» Task details
Report how many rows below contain the string "Text", counting only matches in the same case, and give nothing but the number.
>>>>>
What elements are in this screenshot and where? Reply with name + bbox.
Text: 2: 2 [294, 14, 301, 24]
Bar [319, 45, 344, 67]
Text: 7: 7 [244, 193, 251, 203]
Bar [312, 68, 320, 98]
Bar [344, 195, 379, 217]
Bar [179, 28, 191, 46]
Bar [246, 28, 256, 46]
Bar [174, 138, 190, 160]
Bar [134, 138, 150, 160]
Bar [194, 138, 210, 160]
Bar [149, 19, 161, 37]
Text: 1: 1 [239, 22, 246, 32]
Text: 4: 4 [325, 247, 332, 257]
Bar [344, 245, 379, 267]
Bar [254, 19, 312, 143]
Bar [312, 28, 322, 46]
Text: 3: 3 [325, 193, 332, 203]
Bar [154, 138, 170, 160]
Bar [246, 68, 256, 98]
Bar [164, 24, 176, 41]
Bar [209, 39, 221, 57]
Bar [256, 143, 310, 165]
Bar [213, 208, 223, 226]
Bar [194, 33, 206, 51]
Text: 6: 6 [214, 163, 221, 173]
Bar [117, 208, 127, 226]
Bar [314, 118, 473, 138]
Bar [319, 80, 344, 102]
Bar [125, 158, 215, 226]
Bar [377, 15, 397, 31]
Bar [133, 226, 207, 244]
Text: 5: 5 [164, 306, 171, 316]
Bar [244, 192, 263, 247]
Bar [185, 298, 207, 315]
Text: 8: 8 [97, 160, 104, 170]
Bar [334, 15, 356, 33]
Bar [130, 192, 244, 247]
<<<<<
» Solution to this problem
8